== PROVIDED ENTRIES
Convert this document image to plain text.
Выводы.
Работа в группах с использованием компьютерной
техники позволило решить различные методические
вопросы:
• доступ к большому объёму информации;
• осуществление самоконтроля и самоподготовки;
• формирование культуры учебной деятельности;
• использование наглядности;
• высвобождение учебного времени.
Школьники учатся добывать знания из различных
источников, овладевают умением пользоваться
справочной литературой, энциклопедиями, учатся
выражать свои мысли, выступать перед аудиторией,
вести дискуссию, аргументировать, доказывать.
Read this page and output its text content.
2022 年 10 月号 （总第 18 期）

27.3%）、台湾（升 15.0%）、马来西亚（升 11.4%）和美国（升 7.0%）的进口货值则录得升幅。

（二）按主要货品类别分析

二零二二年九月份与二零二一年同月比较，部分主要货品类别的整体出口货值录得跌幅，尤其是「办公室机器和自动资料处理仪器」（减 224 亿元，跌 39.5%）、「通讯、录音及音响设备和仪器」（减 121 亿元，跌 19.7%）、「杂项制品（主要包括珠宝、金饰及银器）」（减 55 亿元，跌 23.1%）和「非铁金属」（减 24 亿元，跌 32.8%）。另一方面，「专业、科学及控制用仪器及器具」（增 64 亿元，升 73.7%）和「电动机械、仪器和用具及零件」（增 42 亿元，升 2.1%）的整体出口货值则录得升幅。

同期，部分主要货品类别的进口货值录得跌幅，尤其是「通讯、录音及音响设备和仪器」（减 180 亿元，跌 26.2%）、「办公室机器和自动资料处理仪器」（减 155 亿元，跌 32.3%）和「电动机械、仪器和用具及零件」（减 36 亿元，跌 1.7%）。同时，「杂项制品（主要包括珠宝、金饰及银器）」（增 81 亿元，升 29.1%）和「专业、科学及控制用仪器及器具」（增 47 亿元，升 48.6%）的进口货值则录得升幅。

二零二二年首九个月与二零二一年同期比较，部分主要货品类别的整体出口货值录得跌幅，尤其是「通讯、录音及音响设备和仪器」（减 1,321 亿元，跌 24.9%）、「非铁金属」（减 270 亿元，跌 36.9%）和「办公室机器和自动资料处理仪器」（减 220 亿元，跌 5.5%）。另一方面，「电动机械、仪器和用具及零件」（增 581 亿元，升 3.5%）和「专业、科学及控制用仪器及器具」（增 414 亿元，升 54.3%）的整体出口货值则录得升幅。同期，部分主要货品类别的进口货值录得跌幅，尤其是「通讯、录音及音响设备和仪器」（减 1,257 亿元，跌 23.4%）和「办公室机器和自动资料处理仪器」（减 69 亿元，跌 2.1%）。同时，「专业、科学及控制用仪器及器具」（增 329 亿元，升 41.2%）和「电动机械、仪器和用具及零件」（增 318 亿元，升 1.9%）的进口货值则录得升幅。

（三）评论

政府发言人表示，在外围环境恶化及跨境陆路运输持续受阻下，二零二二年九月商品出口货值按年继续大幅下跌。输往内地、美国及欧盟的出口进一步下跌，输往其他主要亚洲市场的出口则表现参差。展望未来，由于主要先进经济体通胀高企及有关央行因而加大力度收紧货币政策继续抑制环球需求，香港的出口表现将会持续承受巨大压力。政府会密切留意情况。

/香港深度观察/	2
====
■ EXERCISE:
Take the entries above and transcribe them in full.

■ OUTPUT OF THE TASK:
Convert this document image to plain text.
Выводы.
Работа в группах с использованием компьютерной
техники позволило решить различные методические
вопросы:
• доступ к большому объёму информации;
• осуществление самоконтроля и самоподготовки;
• формирование культуры учебной деятельности;
• использование наглядности;
• высвобождение учебного времени.
Школьники учатся добывать знания из различных
источников, овладевают умением пользоваться
справочной литературой, энциклопедиями, учатся
выражать свои мысли, выступать перед аудиторией,
вести дискуссию, аргументировать, доказывать.
Read this page and output its text content.
2022 年 10 月号 （总第 18 期）

27.3%）、台湾（升 15.0%）、马来西亚（升 11.4%）和美国（升 7.0%）的进口货值则录得升幅。

（二）按主要货品类别分析

二零二二年九月份与二零二一年同月比较，部分主要货品类别的整体出口货值录得跌幅，尤其是「办公室机器和自动资料处理仪器」（减 224 亿元，跌 39.5%）、「通讯、录音及音响设备和仪器」（减 121 亿元，跌 19.7%）、「杂项制品（主要包括珠宝、金饰及银器）」（减 55 亿元，跌 23.1%）和「非铁金属」（减 24 亿元，跌 32.8%）。另一方面，「专业、科学及控制用仪器及器具」（增 64 亿元，升 73.7%）和「电动机械、仪器和用具及零件」（增 42 亿元，升 2.1%）的整体出口货值则录得升幅。

同期，部分主要货品类别的进口货值录得跌幅，尤其是「通讯、录音及音响设备和仪器」（减 180 亿元，跌 26.2%）、「办公室机器和自动资料处理仪器」（减 155 亿元，跌 32.3%）和「电动机械、仪器和用具及零件」（减 36 亿元，跌 1.7%）。同时，「杂项制品（主要包括珠宝、金饰及银器）」（增 81 亿元，升 29.1%）和「专业、科学及控制用仪器及器具」（增 47 亿元，升 48.6%）的进口货值则录得升幅。

二零二二年首九个月与二零二一年同期比较，部分主要货品类别的整体出口货值录得跌幅，尤其是「通讯、录音及音响设备和仪器」（减 1,321 亿元，跌 24.9%）、「非铁金属」（减 270 亿元，跌 36.9%）和「办公室机器和自动资料处理仪器」（减 220 亿元，跌 5.5%）。另一方面，「电动机械、仪器和用具及零件」（增 581 亿元，升 3.5%）和「专业、科学及控制用仪器及器具」（增 414 亿元，升 54.3%）的整体出口货值则录得升幅。同期，部分主要货品类别的进口货值录得跌幅，尤其是「通讯、录音及音响设备和仪器」（减 1,257 亿元，跌 23.4%）和「办公室机器和自动资料处理仪器」（减 69 亿元，跌 2.1%）。同时，「专业、科学及控制用仪器及器具」（增 329 亿元，升 41.2%）和「电动机械、仪器和用具及零件」（增 318 亿元，升 1.9%）的进口货值则录得升幅。

（三）评论

政府发言人表示，在外围环境恶化及跨境陆路运输持续受阻下，二零二二年九月商品出口货值按年继续大幅下跌。输往内地、美国及欧盟的出口进一步下跌，输往其他主要亚洲市场的出口则表现参差。展望未来，由于主要先进经济体通胀高企及有关央行因而加大力度收紧货币政策继续抑制环球需求，香港的出口表现将会持续承受巨大压力。政府会密切留意情况。

/香港深度观察/	2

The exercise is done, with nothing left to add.